Collected data entries
>> begin

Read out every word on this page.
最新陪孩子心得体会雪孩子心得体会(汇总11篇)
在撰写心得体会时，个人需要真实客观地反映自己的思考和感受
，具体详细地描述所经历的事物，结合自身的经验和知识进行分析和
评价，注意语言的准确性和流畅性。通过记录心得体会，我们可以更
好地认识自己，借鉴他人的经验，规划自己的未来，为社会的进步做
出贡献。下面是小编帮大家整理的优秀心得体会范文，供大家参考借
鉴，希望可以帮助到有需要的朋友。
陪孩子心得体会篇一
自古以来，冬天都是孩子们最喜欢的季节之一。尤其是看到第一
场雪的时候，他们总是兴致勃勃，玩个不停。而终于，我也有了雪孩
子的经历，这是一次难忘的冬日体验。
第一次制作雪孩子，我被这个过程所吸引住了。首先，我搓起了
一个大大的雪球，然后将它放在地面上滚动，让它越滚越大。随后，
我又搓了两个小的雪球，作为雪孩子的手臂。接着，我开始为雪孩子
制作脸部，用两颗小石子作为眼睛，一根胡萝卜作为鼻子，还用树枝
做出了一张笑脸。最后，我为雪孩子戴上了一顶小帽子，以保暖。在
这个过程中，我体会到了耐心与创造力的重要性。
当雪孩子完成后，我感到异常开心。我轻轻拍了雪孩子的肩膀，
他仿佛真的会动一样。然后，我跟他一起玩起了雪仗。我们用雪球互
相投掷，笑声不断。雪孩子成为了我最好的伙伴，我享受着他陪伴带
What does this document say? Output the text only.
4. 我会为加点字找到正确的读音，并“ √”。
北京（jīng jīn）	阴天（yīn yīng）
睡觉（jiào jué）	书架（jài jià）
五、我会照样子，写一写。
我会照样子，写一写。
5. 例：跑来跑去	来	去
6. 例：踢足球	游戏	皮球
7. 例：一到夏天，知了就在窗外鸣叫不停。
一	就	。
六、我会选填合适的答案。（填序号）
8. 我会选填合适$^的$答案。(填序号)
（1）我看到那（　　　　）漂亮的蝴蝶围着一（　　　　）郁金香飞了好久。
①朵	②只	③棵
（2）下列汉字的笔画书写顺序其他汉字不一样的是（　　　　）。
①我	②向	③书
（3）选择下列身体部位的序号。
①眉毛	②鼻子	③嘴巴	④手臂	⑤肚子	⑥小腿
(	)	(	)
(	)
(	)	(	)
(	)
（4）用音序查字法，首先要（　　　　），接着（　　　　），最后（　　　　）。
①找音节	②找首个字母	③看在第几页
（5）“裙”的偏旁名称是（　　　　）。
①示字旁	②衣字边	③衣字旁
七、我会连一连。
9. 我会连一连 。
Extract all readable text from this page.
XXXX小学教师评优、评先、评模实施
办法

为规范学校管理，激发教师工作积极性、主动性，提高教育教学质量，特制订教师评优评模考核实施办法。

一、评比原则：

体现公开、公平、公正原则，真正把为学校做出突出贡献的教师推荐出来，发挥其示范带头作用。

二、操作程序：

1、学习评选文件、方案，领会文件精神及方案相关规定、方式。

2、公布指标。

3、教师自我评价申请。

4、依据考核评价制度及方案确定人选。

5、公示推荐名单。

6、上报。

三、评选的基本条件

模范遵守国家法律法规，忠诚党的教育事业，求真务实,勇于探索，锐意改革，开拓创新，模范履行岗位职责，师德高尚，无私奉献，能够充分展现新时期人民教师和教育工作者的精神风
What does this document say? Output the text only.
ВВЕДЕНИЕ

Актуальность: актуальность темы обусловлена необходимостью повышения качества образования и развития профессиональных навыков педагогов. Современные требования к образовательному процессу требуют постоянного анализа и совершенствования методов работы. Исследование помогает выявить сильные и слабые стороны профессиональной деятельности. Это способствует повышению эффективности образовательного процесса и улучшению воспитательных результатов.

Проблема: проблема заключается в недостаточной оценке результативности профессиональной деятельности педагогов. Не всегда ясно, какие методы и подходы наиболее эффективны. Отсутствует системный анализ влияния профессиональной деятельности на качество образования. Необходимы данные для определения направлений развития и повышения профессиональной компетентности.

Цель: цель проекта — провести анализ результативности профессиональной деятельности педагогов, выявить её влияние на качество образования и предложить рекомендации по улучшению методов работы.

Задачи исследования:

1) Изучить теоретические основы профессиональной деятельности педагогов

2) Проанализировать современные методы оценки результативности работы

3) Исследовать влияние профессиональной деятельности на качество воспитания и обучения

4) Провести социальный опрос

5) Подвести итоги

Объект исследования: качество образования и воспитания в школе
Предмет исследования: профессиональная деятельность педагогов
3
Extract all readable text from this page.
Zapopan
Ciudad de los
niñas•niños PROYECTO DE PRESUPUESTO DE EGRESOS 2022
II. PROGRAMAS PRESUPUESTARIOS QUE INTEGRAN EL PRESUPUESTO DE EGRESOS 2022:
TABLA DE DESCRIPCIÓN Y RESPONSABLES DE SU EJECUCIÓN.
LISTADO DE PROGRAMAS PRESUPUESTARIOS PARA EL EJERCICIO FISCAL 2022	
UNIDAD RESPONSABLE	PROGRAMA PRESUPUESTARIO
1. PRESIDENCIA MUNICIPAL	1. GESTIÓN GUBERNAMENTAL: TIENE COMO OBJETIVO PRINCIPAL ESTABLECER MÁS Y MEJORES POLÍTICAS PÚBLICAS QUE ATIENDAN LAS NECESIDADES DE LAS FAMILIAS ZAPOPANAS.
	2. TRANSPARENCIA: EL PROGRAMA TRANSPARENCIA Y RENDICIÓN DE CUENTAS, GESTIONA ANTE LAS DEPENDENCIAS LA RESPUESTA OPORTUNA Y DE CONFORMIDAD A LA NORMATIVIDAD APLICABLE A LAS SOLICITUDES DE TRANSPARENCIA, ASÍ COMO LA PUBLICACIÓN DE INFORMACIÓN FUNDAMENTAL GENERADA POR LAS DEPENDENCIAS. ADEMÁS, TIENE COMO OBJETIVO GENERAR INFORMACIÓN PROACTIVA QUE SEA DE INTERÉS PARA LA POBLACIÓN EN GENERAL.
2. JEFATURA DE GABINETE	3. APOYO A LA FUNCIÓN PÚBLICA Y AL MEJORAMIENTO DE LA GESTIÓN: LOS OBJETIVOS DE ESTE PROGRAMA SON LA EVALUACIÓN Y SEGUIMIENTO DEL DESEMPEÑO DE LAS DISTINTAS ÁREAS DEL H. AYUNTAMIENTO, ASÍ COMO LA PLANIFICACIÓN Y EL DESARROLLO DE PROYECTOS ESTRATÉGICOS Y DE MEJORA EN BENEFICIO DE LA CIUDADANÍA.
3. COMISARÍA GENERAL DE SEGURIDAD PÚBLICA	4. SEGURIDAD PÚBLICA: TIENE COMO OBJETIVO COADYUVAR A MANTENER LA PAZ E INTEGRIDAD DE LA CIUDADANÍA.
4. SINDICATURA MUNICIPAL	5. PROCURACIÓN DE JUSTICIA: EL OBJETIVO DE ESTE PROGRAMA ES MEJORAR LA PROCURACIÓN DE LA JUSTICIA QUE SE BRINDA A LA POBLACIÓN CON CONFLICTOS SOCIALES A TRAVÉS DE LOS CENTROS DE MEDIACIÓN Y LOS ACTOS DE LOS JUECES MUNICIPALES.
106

>> end

Search the lines above for the string "методы" and copy each line that has it.

Проблема: проблема заключается в недостаточной оценке результативности профессиональной деятельности педагогов. Не всегда ясно, какие методы и подходы наиболее эффективны. Отсутствует системный анализ влияния профессиональной деятельности на качество образования. Необходимы данные для определения направлений развития и повышения профессиональной компетентности.
2) Проанализировать современные методы оценки результативности работы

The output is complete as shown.